WRITTEN INSTRUCTION => Identify the lines that contain the string "Herrn", then copy each of them.

(Source records)
··········

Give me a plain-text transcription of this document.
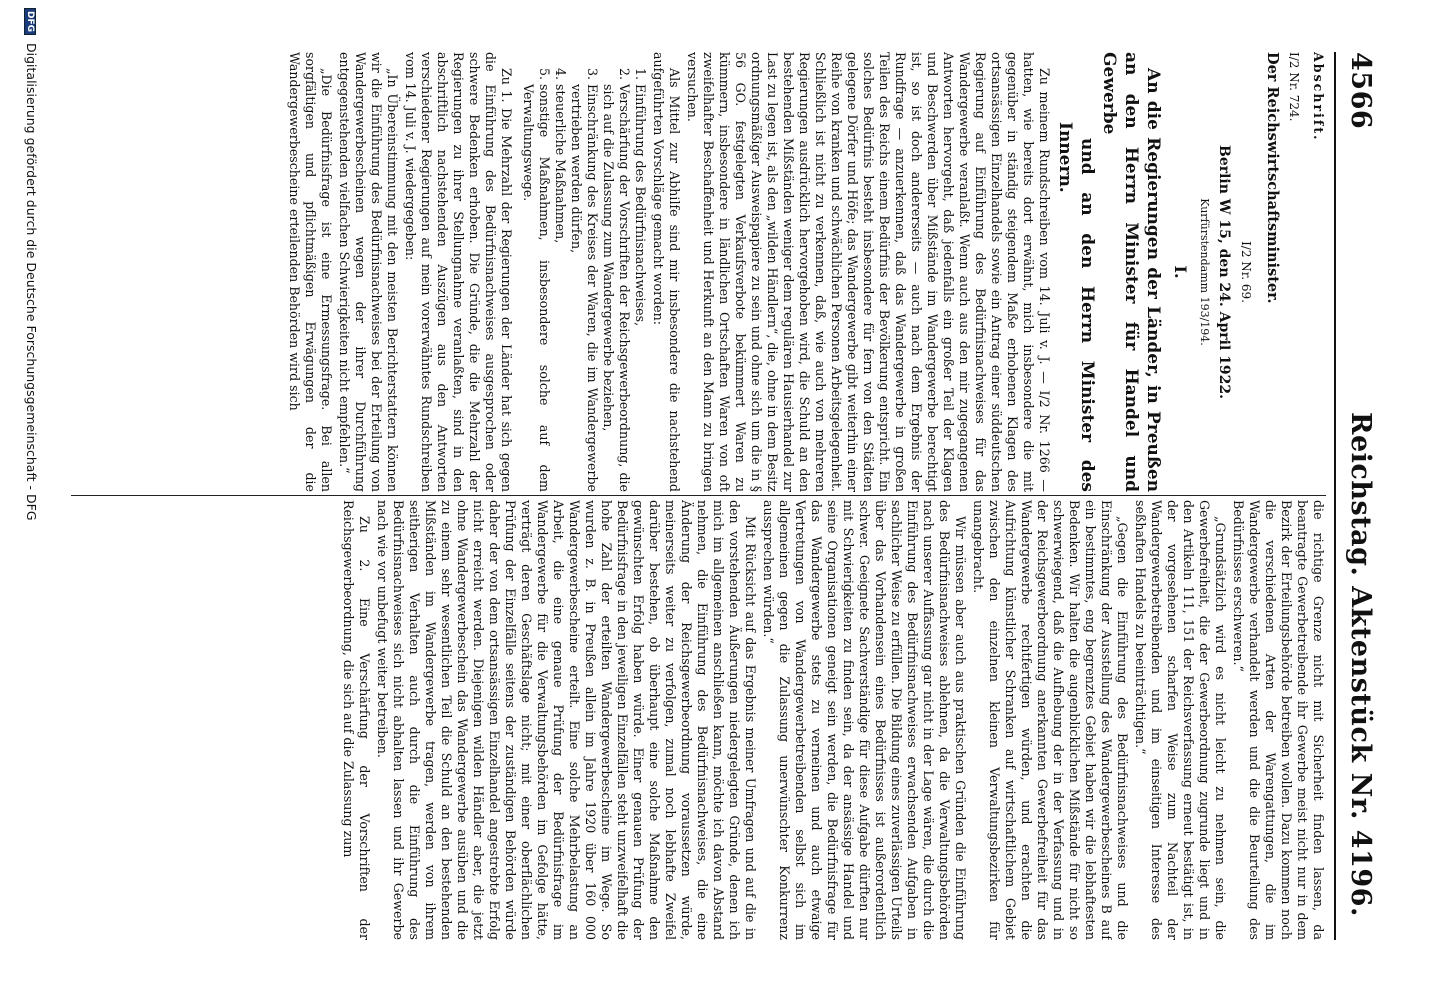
4566
Reichstag. Aktenstück Nr. 4196.
Abschrift.
I/2 Nr. 724.
Der Reichswirtschaftsminister.
I/2 Nr. 69.
Berlin W 15, den 24. April 1922.
Kurfürstendamm 193/194.
I.

An die Regierungen der Länder, in Preußen an den Herrn Minister für Handel und Gewerbe
und an den Herrn Minister des Innern.

Zu meinem Rundschreiben vom 14. Juli v. J. — I/2 Nr. 1266 — hatten, wie bereits dort erwähnt, mich insbesondere die mit gegenüber in ständig steigendem Maße erhobenen Klagen des ortsansässigen Einzelhandels sowie ein Antrag einer süddeutschen Regierung auf Einführung des Bedürfnisnachweises für das Wandergewerbe veranlaßt. Wenn auch aus den mir zugegangenen Antworten hervorgeht, daß jedenfalls ein großer Teil der Klagen und Beschwerden über Mißstände im Wandergewerbe berechtigt ist, so ist doch andererseits — auch nach dem Ergebnis der Rundfrage — anzuerkennen, daß das Wandergewerbe in großen Teilen des Reichs einem Bedürfnis der Bevölkerung entspricht. Ein solches Bedürfnis besteht insbesondere für fern von den Städten gelegene Dörfer und Höfe; das Wandergewerbe gibt weiterhin einer Reihe von kranken und schwächlichen Personen Arbeitsgelegenheit. Schließlich ist nicht zu verkennen, daß, wie auch von mehreren Regierungen ausdrücklich hervorgehoben wird, die Schuld an den bestehenden Mißständen weniger dem regulären Hausierhandel zur Last zu legen ist, als den „wilden Händlern“, die, ohne in dem Besitz ordnungsmäßiger Ausweispapiere zu sein und ohne sich um die in § 56 GO. festgelegten Verkaufsverbote bekümmert Waren zu kümmern, insbesondere in ländlichen Ortschaften Waren von oft zweifelhafter Beschaffenheit und Herkunft an den Mann zu bringen versuchen.

Als Mittel zur Abhilfe sind mir insbesondere die nachstehend aufgeführten Vorschläge gemacht worden:

1. Einführung des Bedürfnisnachweises,
2. Verschärfung der Vorschriften der Reichsgewerbeordnung, die sich auf die Zulassung zum Wandergewerbe beziehen,
3. Einschränkung des Kreises der Waren, die im Wandergewerbe vertrieben werden dürfen,
4. steuerliche Maßnahmen,
5. sonstige Maßnahmen, insbesondere solche auf dem Verwaltungswege.

Zu 1. Die Mehrzahl der Regierungen der Länder hat sich gegen die Einführung des Bedürfnisnachweises ausgesprochen oder schwere Bedenken erhoben. Die Gründe, die die Mehrzahl der Regierungen zu ihrer Stellungnahme veranlaßten, sind in den abschriftlich nachstehenden Auszügen aus den Antworten verschiedener Regierungen auf mein vorerwähntes Rundschreiben vom 14. Juli v. J. wiedergegeben:

„In Übereinstimmung mit den meisten Berichterstattern können wir die Einführung des Bedürfnisnachweises bei der Erteilung von Wandergewerbescheinen wegen der ihrer Durchführung entgegenstehenden vielfachen Schwierigkeiten nicht empfehlen.“

„Die Bedürfnisfrage ist eine Ermessungsfrage. Bei allen sorgfältigen und pflichtmäßigen Erwägungen der die Wandergewerbescheine erteilenden Behörden wird sich

die richtige Grenze nicht mit Sicherheit finden lassen, da beantragte Gewerbetreibende ihr Gewerbe meist nicht nur in dem Bezirk der Erteilungsbehörde betreiben wollen. Dazu kommen noch die verschiedenen Arten der Warengattungen, die im Wandergewerbe verhandelt werden und die die Beurteilung des Bedürfnisses erschweren.“

„Grundsätzlich wird es nicht leicht zu nehmen sein, die Gewerbefreiheit, die der Gewerbeordnung zugrunde liegt und in den Artikeln 111, 151 der Reichsverfassung erneut bestätigt ist, in der vorgesehenen scharfen Weise zum Nachteil der Wandergewerbetreibenden und im einseitigen Interesse des seßhaften Handels zu beeinträchtigen.“

„Gegen die Einführung des Bedürfnisnachweises und die Einschränkung der Ausstellung des Wandergewerbescheines B auf ein bestimmtes, eng begrenztes Gebiet haben wir die lebhaftesten Bedenken. Wir halten die augenblicklichen Mißstände für nicht so schwerwiegend, daß die Aufhebung der in der Verfassung und in der Reichsgewerbeordnung anerkannten Gewerbefreiheit für das Wandergewerbe rechtfertigen würden, und erachten die Aufrichtung künstlicher Schranken auf wirtschaftlichem Gebiet zwischen den einzelnen kleinen Verwaltungsbezirken für unangebracht.

Wir müssen aber auch aus praktischen Gründen die Einführung des Bedürfnisnachweises ablehnen, da die Verwaltungsbehörden nach unserer Auffassung gar nicht in der Lage wären, die durch die Einführung des Bedürfnisnachweises erwachsenden Aufgaben in sachlicher Weise zu erfüllen. Die Bildung eines zuverlässigen Urteils über das Vorhandensein eines Bedürfnisses ist außerordentlich schwer. Geeignete Sachverständige für diese Aufgabe dürften nur mit Schwierigkeiten zu finden sein, da der ansässige Handel und seine Organisationen geneigt sein werden, die Bedürfnisfrage für das Wandergewerbe stets zu verneinen und auch etwaige Vertretungen von Wandergewerbetreibenden selbst sich im allgemeinen gegen die Zulassung unerwünschter Konkurrenz aussprechen würden.“

Mit Rücksicht auf das Ergebnis meiner Umfragen und auf die in den vorstehenden Äußerungen niedergelegten Gründe, denen ich mich im allgemeinen anschließen kann, möchte ich davon Abstand nehmen, die Einführung des Bedürfnisnachweises, die eine Änderung der Reichsgewerbeordnung voraussetzen würde, meinerseits weiter zu verfolgen, zumal noch lebhafte Zweifel darüber bestehen, ob überhaupt eine solche Maßnahme den gewünschten Erfolg haben würde. Einer genauen Prüfung der Bedürfnisfrage in den jeweiligen Einzelfällen steht unzweifelhaft die hohe Zahl der erteilten Wandergewerbescheine im Wege. So wurden z. B. in Preußen allein im Jahre 1920 über 160 000 Wandergewerbescheine erteilt. Eine solche Mehrbelastung an Arbeit, die eine genaue Prüfung der Bedürfnisfrage im Wandergewerbe für die Verwaltungsbehörden im Gefolge hätte, verträgt deren Geschäftslage nicht; mit einer oberflächlichen Prüfung der Einzelfälle seitens der zuständigen Behörden würde daher der von dem ortsansässigen Einzelhandel angestrebte Erfolg nicht erreicht werden. Diejenigen wilden Händler aber, die jetzt ohne Wandergewerbeschein das Wandergewerbe ausüben und die zu einem sehr wesentlichen Teil die Schuld an den bestehenden Mißständen im Wandergewerbe tragen, werden von ihrem seitherigen Verhalten auch durch die Einführung des Bedürfnisnachweises sich nicht abhalten lassen und ihr Gewerbe nach wie vor unbefugt weiter betreiben.

Zu 2. Eine Verschärfung der Vorschriften der Reichsgewerbeordnung, die sich auf die Zulassung zum

DFG Digitalisierung gefördert durch die Deutsche Forschungsgemeinschaft - DFG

··········

ANSWER TO THIS TASK =>
An die Regierungen der Länder, in Preußen an den Herrn Minister für Handel und Gewerbe
und an den Herrn Minister des Innern.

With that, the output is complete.